┌─ Stored records

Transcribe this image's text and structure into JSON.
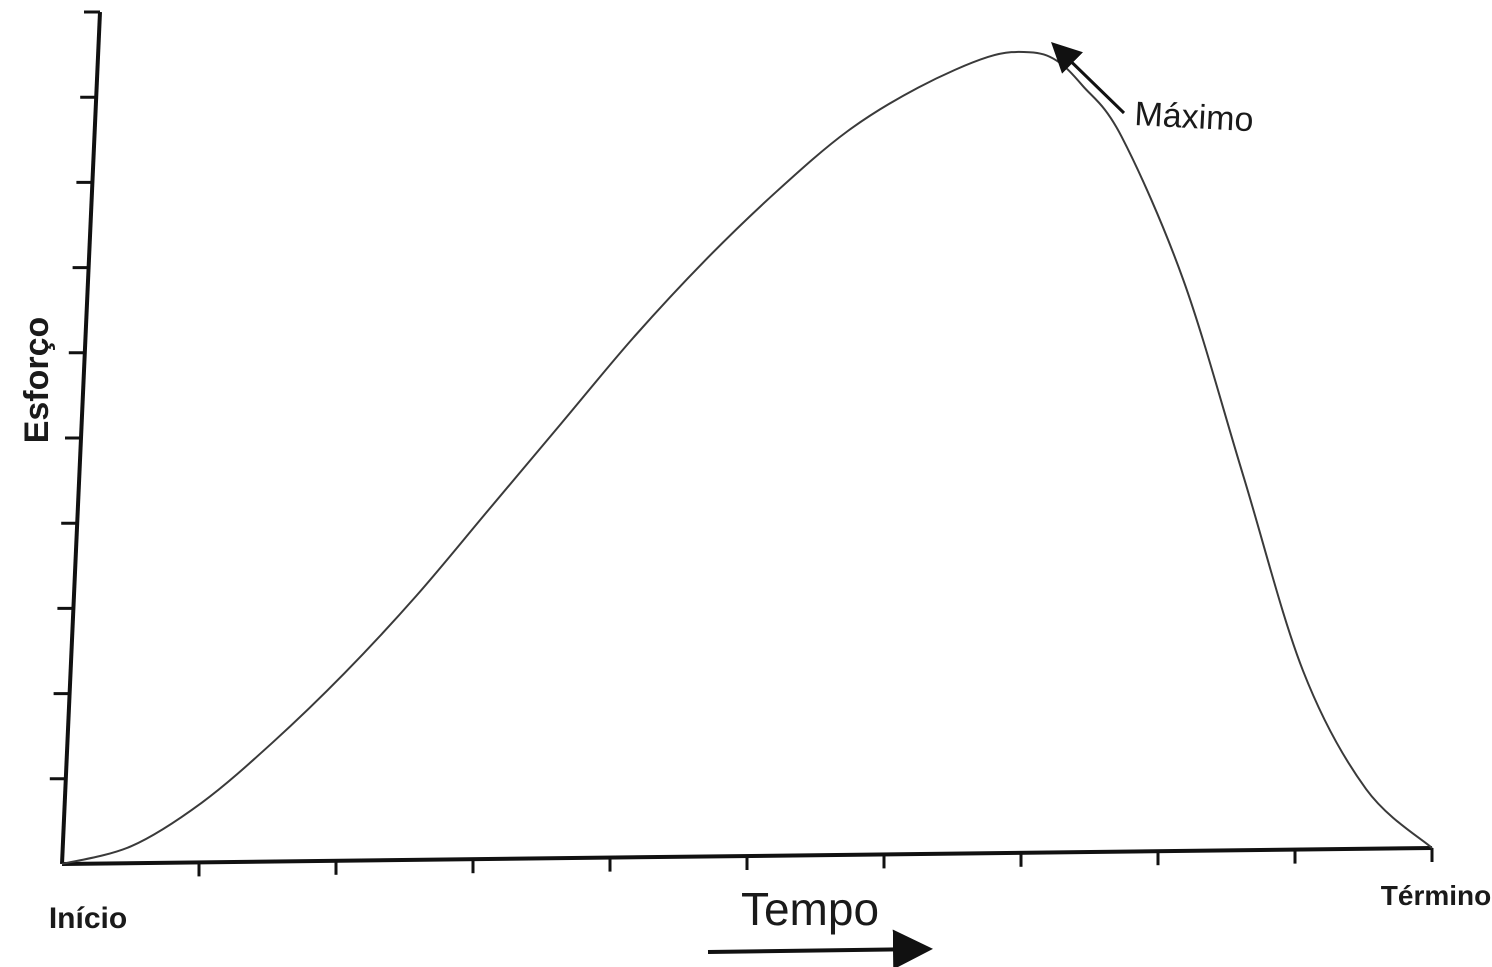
{
  "chart_data": {
    "type": "line",
    "title": "",
    "xlabel": "Tempo",
    "ylabel": "Esforço",
    "x_start_label": "Início",
    "x_end_label": "Término",
    "annotation": "Máximo",
    "xlim": [
      0,
      1
    ],
    "ylim": [
      0,
      1
    ],
    "grid": false,
    "x_tick_count": 10,
    "y_tick_count": 10,
    "series": [
      {
        "x": [
          0,
          0.05,
          0.1,
          0.15,
          0.2,
          0.25,
          0.3,
          0.35,
          0.4,
          0.45,
          0.5,
          0.55,
          0.6,
          0.65,
          0.68,
          0.7,
          0.72,
          0.75,
          0.8,
          0.85,
          0.9,
          0.95,
          1.0
        ],
        "y": [
          0,
          0.02,
          0.07,
          0.14,
          0.22,
          0.31,
          0.41,
          0.51,
          0.61,
          0.7,
          0.78,
          0.85,
          0.9,
          0.935,
          0.94,
          0.93,
          0.9,
          0.84,
          0.67,
          0.44,
          0.21,
          0.07,
          0.0
        ]
      }
    ],
    "colors": {
      "line": "#3a3a3a",
      "axis": "#111111"
    }
  }
}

└─

Reproduce the data verbatim. Do not carry any picture into the copy.

* Problem solution *
Transcribe this image's text and structure into JSON.
{
  "chart_data": {
    "type": "line",
    "title": "",
    "xlabel": "Tempo",
    "ylabel": "Esforço",
    "x_start_label": "Início",
    "x_end_label": "Término",
    "annotation": "Máximo",
    "xlim": [
      0,
      1
    ],
    "ylim": [
      0,
      1
    ],
    "grid": false,
    "x_tick_count": 10,
    "y_tick_count": 10,
    "series": [
      {
        "x": [
          0,
          0.05,
          0.1,
          0.15,
          0.2,
          0.25,
          0.3,
          0.35,
          0.4,
          0.45,
          0.5,
          0.55,
          0.6,
          0.65,
          0.68,
          0.7,
          0.72,
          0.75,
          0.8,
          0.85,
          0.9,
          0.95,
          1.0
        ],
        "y": [
          0,
          0.02,
          0.07,
          0.14,
          0.22,
          0.31,
          0.41,
          0.51,
          0.61,
          0.7,
          0.78,
          0.85,
          0.9,
          0.935,
          0.94,
          0.93,
          0.9,
          0.84,
          0.67,
          0.44,
          0.21,
          0.07,
          0.0
        ]
      }
    ],
    "colors": {
      "line": "#3a3a3a",
      "axis": "#111111"
    }
  }
}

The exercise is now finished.